• REQUIRED TASK: Every line with the word "consectetur" in it should be extracted from the data that follows.

>> BEGIN INFORMATION PROVIDED

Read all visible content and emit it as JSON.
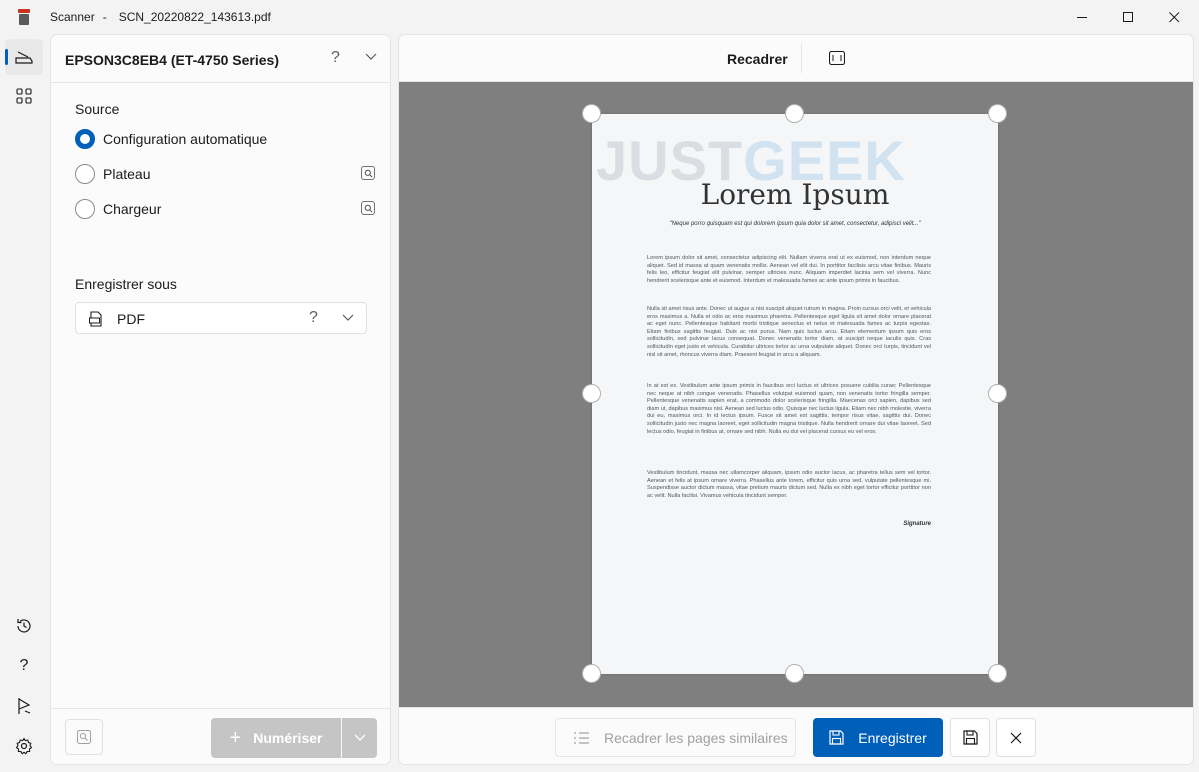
{
  "window": {
    "app_name": "Scanner",
    "separator": "-",
    "file_name": "SCN_20220822_143613.pdf",
    "controls": [
      "minimize-icon",
      "maximize-icon",
      "close-icon"
    ]
  },
  "rail": {
    "top_items": [
      {
        "icon": "scanner-icon",
        "active": true
      },
      {
        "icon": "apps-grid-icon",
        "active": false
      }
    ],
    "bottom_items": [
      {
        "icon": "history-icon"
      },
      {
        "icon": "help-icon"
      },
      {
        "icon": "feedback-icon"
      },
      {
        "icon": "settings-icon"
      }
    ]
  },
  "settings": {
    "device": "EPSON3C8EB4 (ET-4750 Series)",
    "help_glyph": "?",
    "source_label": "Source",
    "sources": [
      {
        "label": "Configuration automatique",
        "checked": true
      },
      {
        "label": "Plateau",
        "checked": false
      },
      {
        "label": "Chargeur",
        "checked": false
      }
    ],
    "save_as_label": "Enregistrer sous",
    "format": "PDF",
    "format_help": "?",
    "scan_button": "Numériser",
    "scan_plus": "+"
  },
  "preview": {
    "crop_label": "Recadrer",
    "document": {
      "watermark_a": "JUST",
      "watermark_b": "GEEK",
      "title": "Lorem Ipsum",
      "subtitle": "\"Neque porro quisquam est qui dolorem ipsum quia dolor sit amet, consectetur, adipisci velit...\"",
      "paragraphs": [
        "Lorem ipsum dolor sit amet, consectetur adipiscing elit. Nullam viverra erat ut ex euismod, non interdum neque aliquet. Sed id massa at quam venenatis mollis. Aenean vel elit dui. In porttitor facilisis arcu vitae finibus. Mauris felis leo, efficitur feugiat elit pulvinar, semper ultricies nunc. Aliquam imperdiet lacinia sem vel viverra. Nunc hendrerit scelerisque ante et euismod. Interdum et malesuada fames ac ante ipsum primis in faucibus.",
        "Nulla sit amet risus ante. Donec ut augue a nisi suscipit aliquet rutrum in magna. Proin cursus orci velit, et vehicula eros maximus a. Nulla et odio ac eros maximus pharetra. Pellentesque eget ligula sit amet dolor ornare placerat ac eget nunc. Pellentesque habitant morbi tristique senectus et netus et malesuada fames ac turpis egestas. Etiam finibus sagittis feugiat. Duis ac nisi purus. Nam quis luctus arcu. Etiam elementum ipsum quis eros sollicitudin, sed pulvinar lacus consequat. Donec venenatis tortor diam, at suscipit neque iaculis quis. Cras sollicitudin eget justo et vehicula. Curabitur ultrices tortor ac urna vulputate aliquet. Donec orci turpis, tincidunt vel nisl sit amet, rhoncus viverra diam. Praesent feugiat in arcu a aliquam.",
        "In at est ex. Vestibulum ante ipsum primis in faucibus orci luctus et ultrices posuere cubilia curae; Pellentesque nec neque at nibh congue venenatis. Phasellus volutpat euismod quam, non venenatis tortor fringilla semper. Pellentesque venenatis sapien erat, a commodo dolor scelerisque fringilla. Maecenas orci sapien, dapibus sed diam ut, dapibus maximus nisl. Aenean sed luctus odio. Quisque nec luctus ligula. Etiam nec nibh molestie, viverra dui eu, maximus orci. In id lectus ipsum. Fusce sit amet est sagittis, tempor risus vitae, sagittis dui. Donec sollicitudin justo nec magna laoreet, eget sollicitudin magna tristique. Nulla hendrerit ornare dui vitae laoreet. Sed lectus odio, feugiat in finibus at, ornare sed nibh. Nulla eu dui vel placerat cursus eu vel eros.",
        "Vestibulum tincidunt, massa nec ullamcorper aliquam, ipsum odio auctor lacus, ac pharetra tellus sem vel tortor. Aenean et felis at ipsum ornare viverra. Phasellus ante lorem, efficitur quis urna sed, vulputate pellentesque mi. Suspendisse auctor dictum massa, vitae pretium mauris dictum sed. Nulla ex nibh eget tortor efficitur porttitor non ac velit. Nulla facilisi. Vivamus vehicula tincidunt semper."
      ],
      "signature": "Signature"
    },
    "crop_similar": "Recadrer les pages similaires",
    "save_button": "Enregistrer"
  },
  "colors": {
    "accent": "#005fb8",
    "canvas": "#7f7f7f",
    "disabled": "#c5c5c5"
  }
}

>> END INFORMATION PROVIDED

• RESULT OF THIS TASK:
      "subtitle": "\"Neque porro quisquam est qui dolorem ipsum quia dolor sit amet, consectetur, adipisci velit...\"",
        "Lorem ipsum dolor sit amet, consectetur adipiscing elit. Nullam viverra erat ut ex euismod, non interdum neque aliquet. Sed id massa at quam venenatis mollis. Aenean vel elit dui. In porttitor facilisis arcu vitae finibus. Mauris felis leo, efficitur feugiat elit pulvinar, semper ultricies nunc. Aliquam imperdiet lacinia sem vel viverra. Nunc hendrerit scelerisque ante et euismod. Interdum et malesuada fames ac ante ipsum primis in faucibus.",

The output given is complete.